Give the entries back exactly, dropping each image.
** Begin **
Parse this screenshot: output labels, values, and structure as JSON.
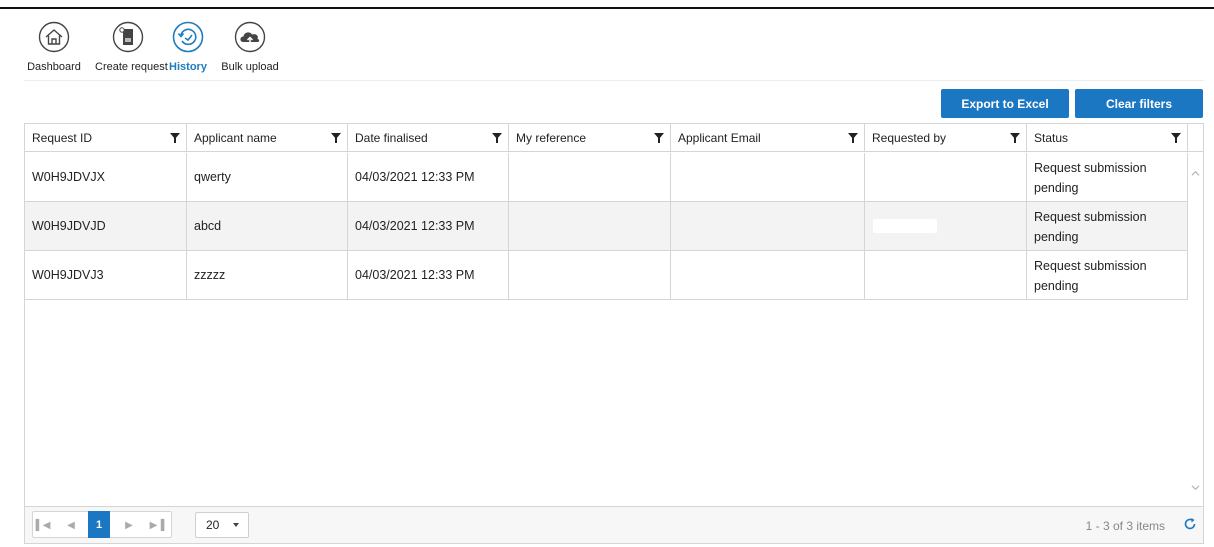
{
  "nav": {
    "items": [
      {
        "label": "Dashboard",
        "icon": "home-icon"
      },
      {
        "label": "Create request",
        "icon": "document-icon"
      },
      {
        "label": "History",
        "icon": "history-icon",
        "active": true
      },
      {
        "label": "Bulk upload",
        "icon": "cloud-upload-icon"
      }
    ]
  },
  "toolbar": {
    "export_label": "Export to Excel",
    "clear_label": "Clear filters"
  },
  "table": {
    "columns": [
      "Request ID",
      "Applicant name",
      "Date finalised",
      "My reference",
      "Applicant Email",
      "Requested by",
      "Status"
    ],
    "rows": [
      {
        "request_id": "W0H9JDVJX",
        "applicant_name": "qwerty",
        "date_finalised": "04/03/2021 12:33 PM",
        "my_reference": "",
        "applicant_email": "",
        "requested_by": "",
        "status": "Request submission pending"
      },
      {
        "request_id": "W0H9JDVJD",
        "applicant_name": "abcd",
        "date_finalised": "04/03/2021 12:33 PM",
        "my_reference": "",
        "applicant_email": "",
        "requested_by": "",
        "status": "Request submission pending"
      },
      {
        "request_id": "W0H9JDVJ3",
        "applicant_name": "zzzzz",
        "date_finalised": "04/03/2021 12:33 PM",
        "my_reference": "",
        "applicant_email": "",
        "requested_by": "",
        "status": "Request submission pending"
      }
    ]
  },
  "pager": {
    "current_page": "1",
    "page_size": "20",
    "info": "1 - 3 of 3 items"
  },
  "colors": {
    "accent": "#1c77c3",
    "active_nav": "#1e7dbf"
  }
}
** End **
— The completed task —
Parse this screenshot: output labels, values, and structure as JSON.
{
  "nav": {
    "items": [
      {
        "label": "Dashboard",
        "icon": "home-icon"
      },
      {
        "label": "Create request",
        "icon": "document-icon"
      },
      {
        "label": "History",
        "icon": "history-icon",
        "active": true
      },
      {
        "label": "Bulk upload",
        "icon": "cloud-upload-icon"
      }
    ]
  },
  "toolbar": {
    "export_label": "Export to Excel",
    "clear_label": "Clear filters"
  },
  "table": {
    "columns": [
      "Request ID",
      "Applicant name",
      "Date finalised",
      "My reference",
      "Applicant Email",
      "Requested by",
      "Status"
    ],
    "rows": [
      {
        "request_id": "W0H9JDVJX",
        "applicant_name": "qwerty",
        "date_finalised": "04/03/2021 12:33 PM",
        "my_reference": "",
        "applicant_email": "",
        "requested_by": "",
        "status": "Request submission pending"
      },
      {
        "request_id": "W0H9JDVJD",
        "applicant_name": "abcd",
        "date_finalised": "04/03/2021 12:33 PM",
        "my_reference": "",
        "applicant_email": "",
        "requested_by": "",
        "status": "Request submission pending"
      },
      {
        "request_id": "W0H9JDVJ3",
        "applicant_name": "zzzzz",
        "date_finalised": "04/03/2021 12:33 PM",
        "my_reference": "",
        "applicant_email": "",
        "requested_by": "",
        "status": "Request submission pending"
      }
    ]
  },
  "pager": {
    "current_page": "1",
    "page_size": "20",
    "info": "1 - 3 of 3 items"
  },
  "colors": {
    "accent": "#1c77c3",
    "active_nav": "#1e7dbf"
  }
}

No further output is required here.